• _Collected data entries_
╔══

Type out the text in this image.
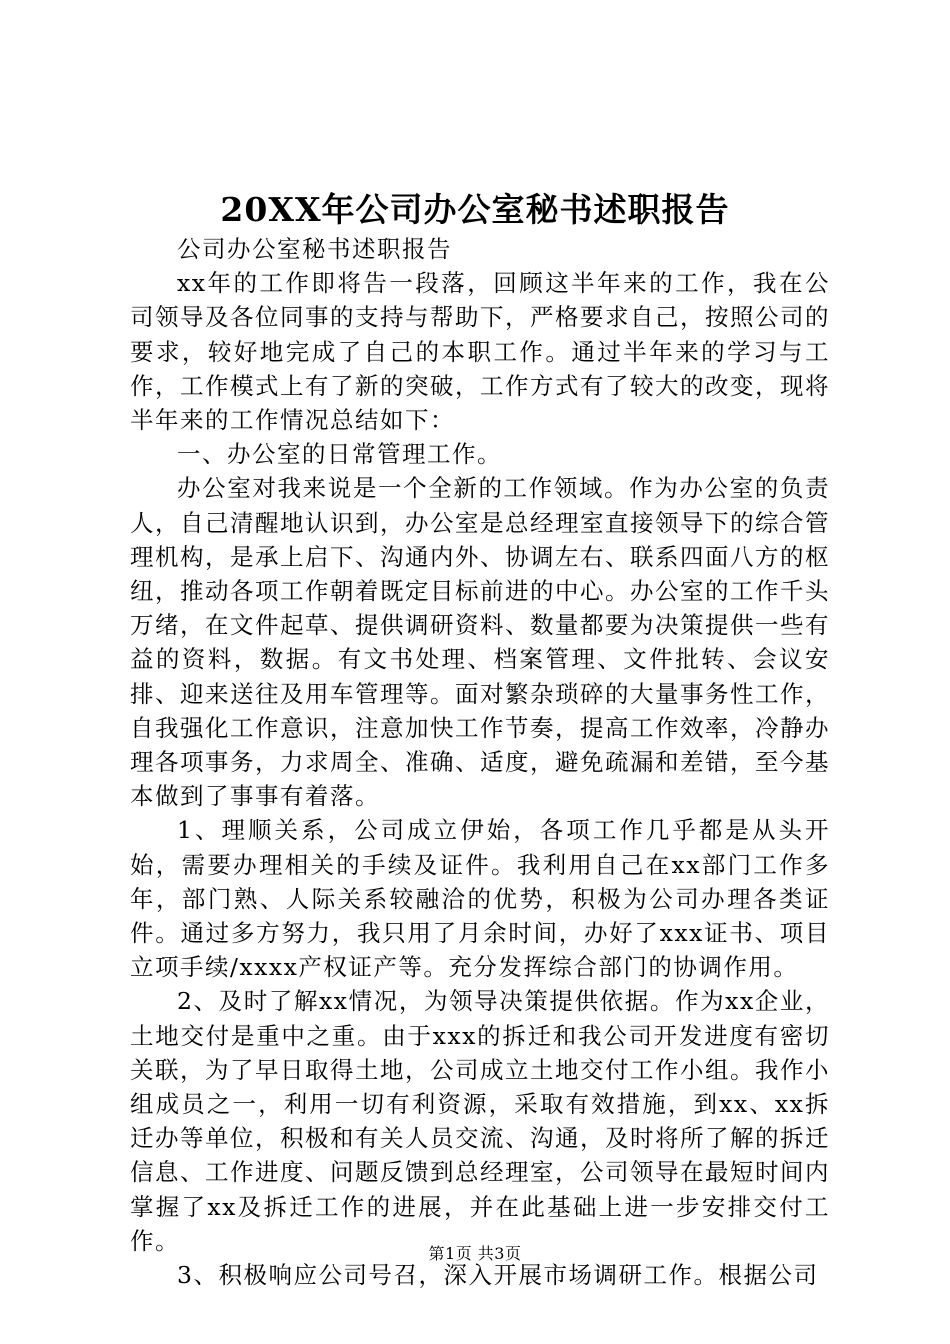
20XX年公司办公室秘书述职报告

公司办公室秘书述职报告

xx年的工作即将告一段落，回顾这半年来的工作，我在公司领导及各位同事的支持与帮助下，严格要求自己，按照公司的要求，较好地完成了自己的本职工作。通过半年来的学习与工作，工作模式上有了新的突破，工作方式有了较大的改变，现将半年来的工作情况总结如下：

一、办公室的日常管理工作。

办公室对我来说是一个全新的工作领域。作为办公室的负责人，自己清醒地认识到，办公室是总经理室直接领导下的综合管理机构，是承上启下、沟通内外、协调左右、联系四面八方的枢纽，推动各项工作朝着既定目标前进的中心。办公室的工作千头万绪，在文件起草、提供调研资料、数量都要为决策提供一些有益的资料，数据。有文书处理、档案管理、文件批转、会议安排、迎来送往及用车管理等。面对繁杂琐碎的大量事务性工作，自我强化工作意识，注意加快工作节奏，提高工作效率，冷静办理各项事务，力求周全、准确、适度，避免疏漏和差错，至今基本做到了事事有着落。

1、理顺关系，公司成立伊始，各项工作几乎都是从头开始，需要办理相关的手续及证件。我利用自己在xx部门工作多年，部门熟、人际关系较融洽的优势，积极为公司办理各类证件。通过多方努力，我只用了月余时间，办好了xxx证书、项目立项手续/xxxx产权证产等。充分发挥综合部门的协调作用。

2、及时了解xx情况，为领导决策提供依据。作为xx企业，土地交付是重中之重。由于xxx的拆迁和我公司开发进度有密切关联，为了早日取得土地，公司成立土地交付工作小组。我作小组成员之一，利用一切有利资源，采取有效措施，到xx、xx拆迁办等单位，积极和有关人员交流、沟通，及时将所了解的拆迁信息、工作进度、问题反馈到总经理室，公司领导在最短时间内掌握了xx及拆迁工作的进展，并在此基础上进一步安排交付工作。

3、积极响应公司号召，深入开展市场调研工作。根据公司

第1页 共3页
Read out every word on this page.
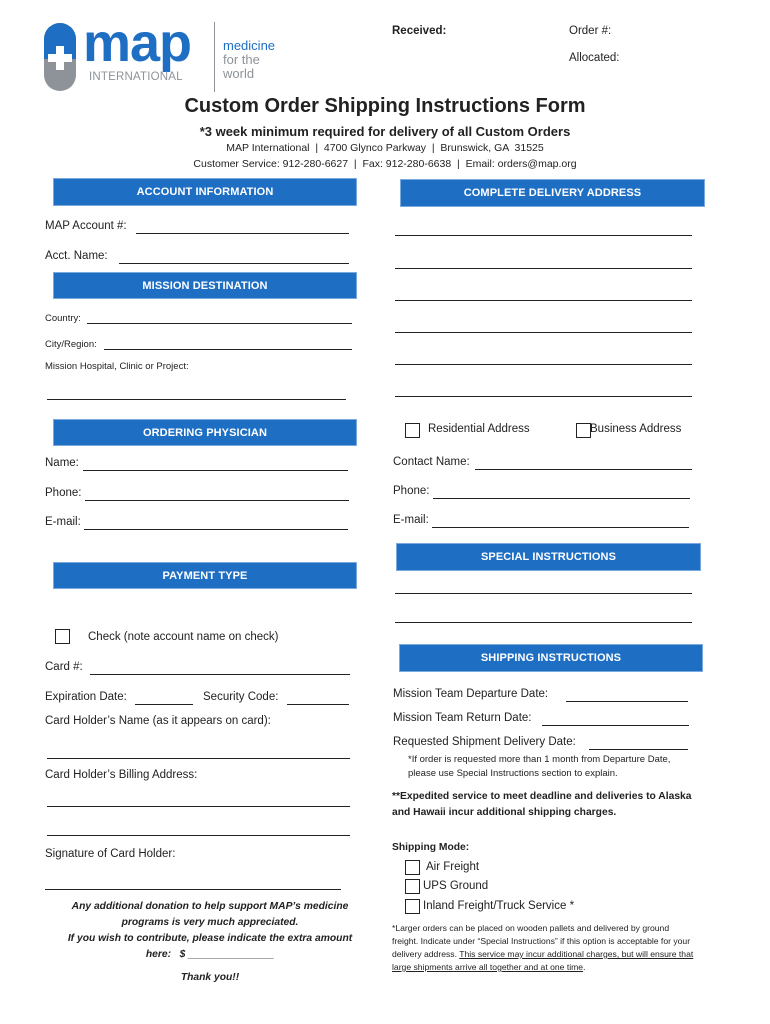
map
INTERNATIONAL
medicine
for the
world
Received:	Order #:
Allocated:
Custom Order Shipping Instructions Form
*3 week minimum required for delivery of all Custom Orders
MAP International  |  4700 Glynco Parkway  |  Brunswick, GA  31525
Customer Service: 912-280-6627  |  Fax: 912-280-6638  |  Email: orders@map.org
ACCOUNT INFORMATION
MAP Account #:
Acct. Name:
MISSION DESTINATION
Country:
City/Region:
Mission Hospital, Clinic or Project:
ORDERING PHYSICIAN
Name:
Phone:
E-mail:
PAYMENT TYPE
Check (note account name on check)
Card #:
Expiration Date:	Security Code:
Card Holder’s Name (as it appears on card):
Card Holder’s Billing Address:
Signature of Card Holder:
Any additional donation to help support MAP’s medicine
programs is very much appreciated.
If you wish to contribute, please indicate the extra amount
here:   $ _______________
Thank you!!
COMPLETE DELIVERY ADDRESS
Residential Address	Business Address
Contact Name:
Phone:
E-mail:
SPECIAL INSTRUCTIONS
SHIPPING INSTRUCTIONS
Mission Team Departure Date:
Mission Team Return Date:
Requested Shipment Delivery Date:
*If order is requested more than 1 month from Departure Date,
please use Special Instructions section to explain.
**Expedited service to meet deadline and deliveries to Alaska
and Hawaii incur additional shipping charges.
Shipping Mode:
Air Freight
UPS Ground
Inland Freight/Truck Service *
*Larger orders can be placed on wooden pallets and delivered by ground
freight. Indicate under “Special Instructions” if this option is acceptable for your
delivery address. This service may incur additional charges, but will ensure that
large shipments arrive all together and at one time.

╚══

• _WORK REQUIRED_
Repeat the data exactly, dropping every picture it holds.

• _COMPLETE ANSWER_
Type out the text in this image.
20XX年公司办公室秘书述职报告

公司办公室秘书述职报告

xx年的工作即将告一段落，回顾这半年来的工作，我在公司领导及各位同事的支持与帮助下，严格要求自己，按照公司的要求，较好地完成了自己的本职工作。通过半年来的学习与工作，工作模式上有了新的突破，工作方式有了较大的改变，现将半年来的工作情况总结如下：

一、办公室的日常管理工作。

办公室对我来说是一个全新的工作领域。作为办公室的负责人，自己清醒地认识到，办公室是总经理室直接领导下的综合管理机构，是承上启下、沟通内外、协调左右、联系四面八方的枢纽，推动各项工作朝着既定目标前进的中心。办公室的工作千头万绪，在文件起草、提供调研资料、数量都要为决策提供一些有益的资料，数据。有文书处理、档案管理、文件批转、会议安排、迎来送往及用车管理等。面对繁杂琐碎的大量事务性工作，自我强化工作意识，注意加快工作节奏，提高工作效率，冷静办理各项事务，力求周全、准确、适度，避免疏漏和差错，至今基本做到了事事有着落。

1、理顺关系，公司成立伊始，各项工作几乎都是从头开始，需要办理相关的手续及证件。我利用自己在xx部门工作多年，部门熟、人际关系较融洽的优势，积极为公司办理各类证件。通过多方努力，我只用了月余时间，办好了xxx证书、项目立项手续/xxxx产权证产等。充分发挥综合部门的协调作用。

2、及时了解xx情况，为领导决策提供依据。作为xx企业，土地交付是重中之重。由于xxx的拆迁和我公司开发进度有密切关联，为了早日取得土地，公司成立土地交付工作小组。我作小组成员之一，利用一切有利资源，采取有效措施，到xx、xx拆迁办等单位，积极和有关人员交流、沟通，及时将所了解的拆迁信息、工作进度、问题反馈到总经理室，公司领导在最短时间内掌握了xx及拆迁工作的进展，并在此基础上进一步安排交付工作。

3、积极响应公司号召，深入开展市场调研工作。根据公司

第1页 共3页
Read out every word on this page.
map
INTERNATIONAL
medicine
for the
world
Received:	Order #:
Allocated:
Custom Order Shipping Instructions Form
*3 week minimum required for delivery of all Custom Orders
MAP International  |  4700 Glynco Parkway  |  Brunswick, GA  31525
Customer Service: 912-280-6627  |  Fax: 912-280-6638  |  Email: orders@map.org
ACCOUNT INFORMATION
MAP Account #:
Acct. Name:
MISSION DESTINATION
Country:
City/Region:
Mission Hospital, Clinic or Project:
ORDERING PHYSICIAN
Name:
Phone:
E-mail:
PAYMENT TYPE
Check (note account name on check)
Card #:
Expiration Date:	Security Code:
Card Holder’s Name (as it appears on card):
Card Holder’s Billing Address:
Signature of Card Holder:
Any additional donation to help support MAP’s medicine
programs is very much appreciated.
If you wish to contribute, please indicate the extra amount
here:   $ _______________
Thank you!!
COMPLETE DELIVERY ADDRESS
Residential Address	Business Address
Contact Name:
Phone:
E-mail:
SPECIAL INSTRUCTIONS
SHIPPING INSTRUCTIONS
Mission Team Departure Date:
Mission Team Return Date:
Requested Shipment Delivery Date:
*If order is requested more than 1 month from Departure Date,
please use Special Instructions section to explain.
**Expedited service to meet deadline and deliveries to Alaska
and Hawaii incur additional shipping charges.
Shipping Mode:
Air Freight
UPS Ground
Inland Freight/Truck Service *
*Larger orders can be placed on wooden pallets and delivered by ground
freight. Indicate under “Special Instructions” if this option is acceptable for your
delivery address. This service may incur additional charges, but will ensure that
large shipments arrive all together and at one time.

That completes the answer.